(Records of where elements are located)
..........

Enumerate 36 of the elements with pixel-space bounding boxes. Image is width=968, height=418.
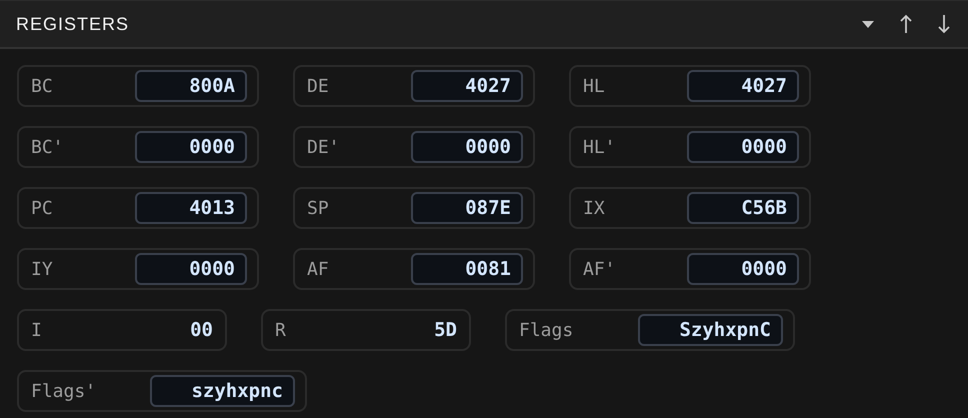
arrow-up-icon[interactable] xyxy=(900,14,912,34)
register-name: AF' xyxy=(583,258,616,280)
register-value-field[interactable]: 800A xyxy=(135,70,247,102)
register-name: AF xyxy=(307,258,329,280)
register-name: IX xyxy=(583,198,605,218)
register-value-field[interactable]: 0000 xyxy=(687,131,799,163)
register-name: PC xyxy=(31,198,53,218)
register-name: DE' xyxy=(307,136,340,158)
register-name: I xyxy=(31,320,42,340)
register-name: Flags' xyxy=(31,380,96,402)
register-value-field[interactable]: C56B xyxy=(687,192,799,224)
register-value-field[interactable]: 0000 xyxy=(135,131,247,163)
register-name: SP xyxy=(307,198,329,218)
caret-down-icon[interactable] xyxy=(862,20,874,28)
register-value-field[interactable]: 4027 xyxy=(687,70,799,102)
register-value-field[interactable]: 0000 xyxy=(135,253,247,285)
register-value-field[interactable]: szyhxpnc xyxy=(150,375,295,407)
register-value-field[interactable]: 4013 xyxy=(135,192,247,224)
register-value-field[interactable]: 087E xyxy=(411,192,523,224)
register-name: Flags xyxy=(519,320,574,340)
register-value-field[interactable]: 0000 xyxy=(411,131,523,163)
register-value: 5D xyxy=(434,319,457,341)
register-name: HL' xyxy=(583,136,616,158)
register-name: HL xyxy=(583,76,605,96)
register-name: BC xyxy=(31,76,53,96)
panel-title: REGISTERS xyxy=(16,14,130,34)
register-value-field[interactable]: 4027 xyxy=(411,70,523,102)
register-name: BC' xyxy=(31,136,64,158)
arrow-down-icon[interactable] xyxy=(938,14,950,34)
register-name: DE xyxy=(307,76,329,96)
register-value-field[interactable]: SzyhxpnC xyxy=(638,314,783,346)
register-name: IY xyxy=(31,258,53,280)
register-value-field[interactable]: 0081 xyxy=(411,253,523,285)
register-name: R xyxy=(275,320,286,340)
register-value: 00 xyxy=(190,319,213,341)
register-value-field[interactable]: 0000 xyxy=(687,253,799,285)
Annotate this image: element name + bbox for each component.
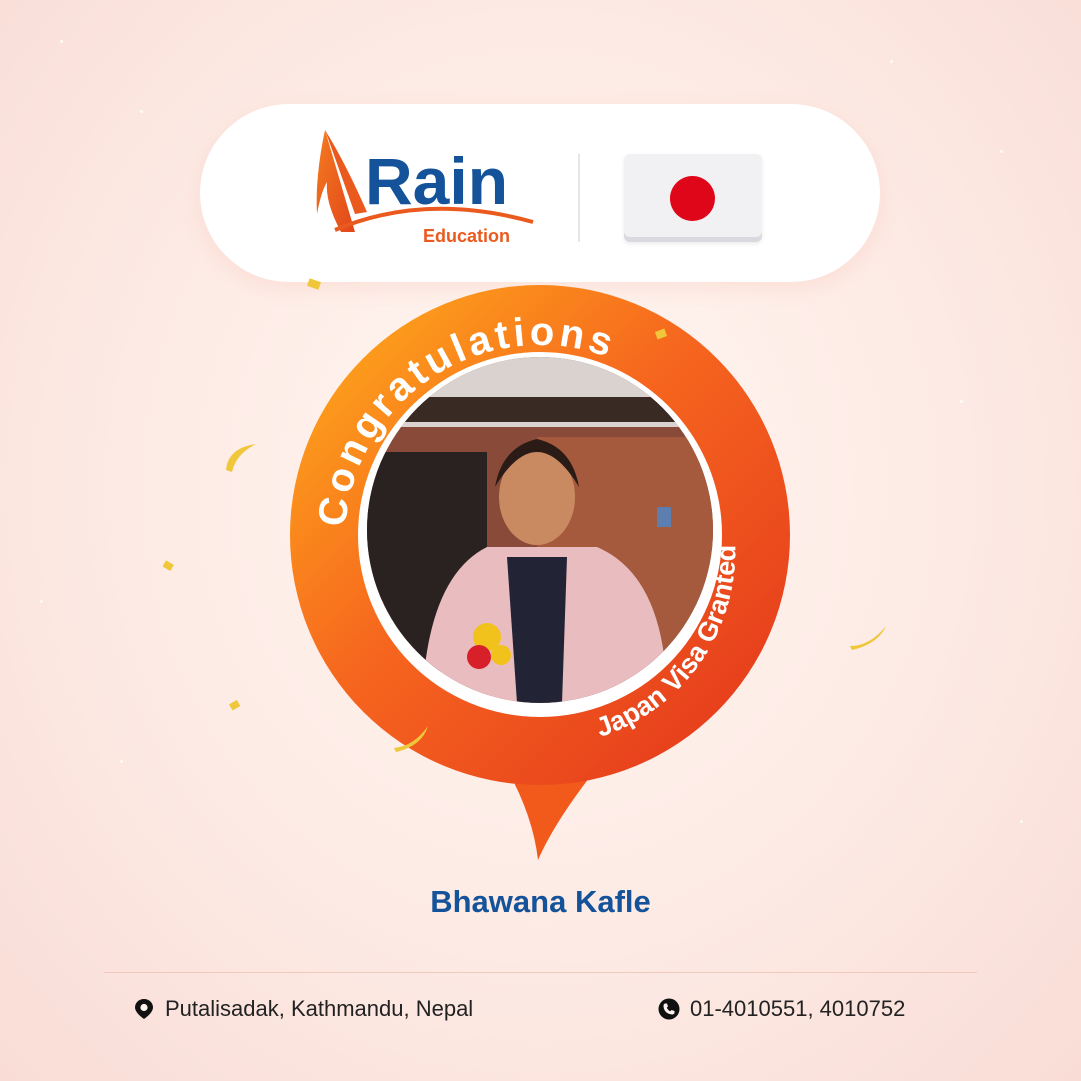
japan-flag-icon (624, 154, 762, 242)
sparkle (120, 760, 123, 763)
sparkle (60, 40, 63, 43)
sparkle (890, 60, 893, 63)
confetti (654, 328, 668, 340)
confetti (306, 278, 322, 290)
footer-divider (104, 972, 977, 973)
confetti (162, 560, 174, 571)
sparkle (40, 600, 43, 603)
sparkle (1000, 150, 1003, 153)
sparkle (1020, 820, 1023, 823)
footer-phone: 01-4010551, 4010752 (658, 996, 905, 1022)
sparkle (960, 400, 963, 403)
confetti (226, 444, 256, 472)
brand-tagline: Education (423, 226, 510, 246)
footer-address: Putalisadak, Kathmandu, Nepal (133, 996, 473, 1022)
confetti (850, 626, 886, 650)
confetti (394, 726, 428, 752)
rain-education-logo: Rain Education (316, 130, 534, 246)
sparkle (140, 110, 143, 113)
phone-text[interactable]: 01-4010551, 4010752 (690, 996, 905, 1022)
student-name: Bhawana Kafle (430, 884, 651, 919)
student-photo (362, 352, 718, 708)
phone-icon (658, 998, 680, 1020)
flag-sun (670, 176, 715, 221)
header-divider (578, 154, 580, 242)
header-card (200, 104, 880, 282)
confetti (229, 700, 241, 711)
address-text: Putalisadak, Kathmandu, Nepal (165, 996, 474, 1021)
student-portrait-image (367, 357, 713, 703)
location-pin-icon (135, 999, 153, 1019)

..........

JOB
Copy out every line of the items above word for word, omitting the pictures.

ANSWER TO THE TASK
Enumerate 36 of the elements with pixel-space bounding boxes. Image is width=968, height=418.
arrow-up-icon[interactable] xyxy=(900,14,912,34)
register-name: AF' xyxy=(583,258,616,280)
register-value-field[interactable]: 800A xyxy=(135,70,247,102)
register-name: AF xyxy=(307,258,329,280)
register-name: IX xyxy=(583,198,605,218)
register-value-field[interactable]: 0000 xyxy=(687,131,799,163)
register-name: PC xyxy=(31,198,53,218)
register-name: DE' xyxy=(307,136,340,158)
register-name: I xyxy=(31,320,42,340)
register-name: Flags' xyxy=(31,380,96,402)
register-value-field[interactable]: C56B xyxy=(687,192,799,224)
register-value-field[interactable]: 0000 xyxy=(135,131,247,163)
register-name: SP xyxy=(307,198,329,218)
caret-down-icon[interactable] xyxy=(862,20,874,28)
register-value-field[interactable]: 4027 xyxy=(687,70,799,102)
register-value-field[interactable]: 0000 xyxy=(135,253,247,285)
register-value-field[interactable]: szyhxpnc xyxy=(150,375,295,407)
register-value-field[interactable]: 4013 xyxy=(135,192,247,224)
register-value-field[interactable]: 087E xyxy=(411,192,523,224)
register-name: Flags xyxy=(519,320,574,340)
register-value-field[interactable]: 0000 xyxy=(411,131,523,163)
register-value: 5D xyxy=(434,319,457,341)
register-name: HL' xyxy=(583,136,616,158)
register-name: HL xyxy=(583,76,605,96)
register-name: BC xyxy=(31,76,53,96)
panel-title: REGISTERS xyxy=(16,14,130,34)
register-value-field[interactable]: 4027 xyxy=(411,70,523,102)
register-name: BC' xyxy=(31,136,64,158)
arrow-down-icon[interactable] xyxy=(938,14,950,34)
register-name: DE xyxy=(307,76,329,96)
register-value-field[interactable]: SzyhxpnC xyxy=(638,314,783,346)
register-name: IY xyxy=(31,258,53,280)
register-value-field[interactable]: 0081 xyxy=(411,253,523,285)
register-name: R xyxy=(275,320,286,340)
register-value: 00 xyxy=(190,319,213,341)
register-value-field[interactable]: 0000 xyxy=(687,253,799,285)
Annotate this image: element name + bbox for each component.
japan-flag-icon (624, 154, 762, 242)
sparkle (120, 760, 123, 763)
sparkle (60, 40, 63, 43)
sparkle (890, 60, 893, 63)
confetti (654, 328, 668, 340)
confetti (306, 278, 322, 290)
footer-divider (104, 972, 977, 973)
confetti (162, 560, 174, 571)
sparkle (40, 600, 43, 603)
sparkle (1000, 150, 1003, 153)
sparkle (1020, 820, 1023, 823)
footer-phone: 01-4010551, 4010752 (658, 996, 905, 1022)
sparkle (960, 400, 963, 403)
confetti (226, 444, 256, 472)
brand-tagline: Education (423, 226, 510, 246)
footer-address: Putalisadak, Kathmandu, Nepal (133, 996, 473, 1022)
confetti (850, 626, 886, 650)
confetti (394, 726, 428, 752)
rain-education-logo: Rain Education (316, 130, 534, 246)
sparkle (140, 110, 143, 113)
phone-text[interactable]: 01-4010551, 4010752 (690, 996, 905, 1022)
student-name: Bhawana Kafle (430, 884, 651, 919)
student-photo (362, 352, 718, 708)
phone-icon (658, 998, 680, 1020)
flag-sun (670, 176, 715, 221)
header-divider (578, 154, 580, 242)
header-card (200, 104, 880, 282)
confetti (229, 700, 241, 711)
address-text: Putalisadak, Kathmandu, Nepal (165, 996, 474, 1021)
student-portrait-image (367, 357, 713, 703)
location-pin-icon (135, 999, 153, 1019)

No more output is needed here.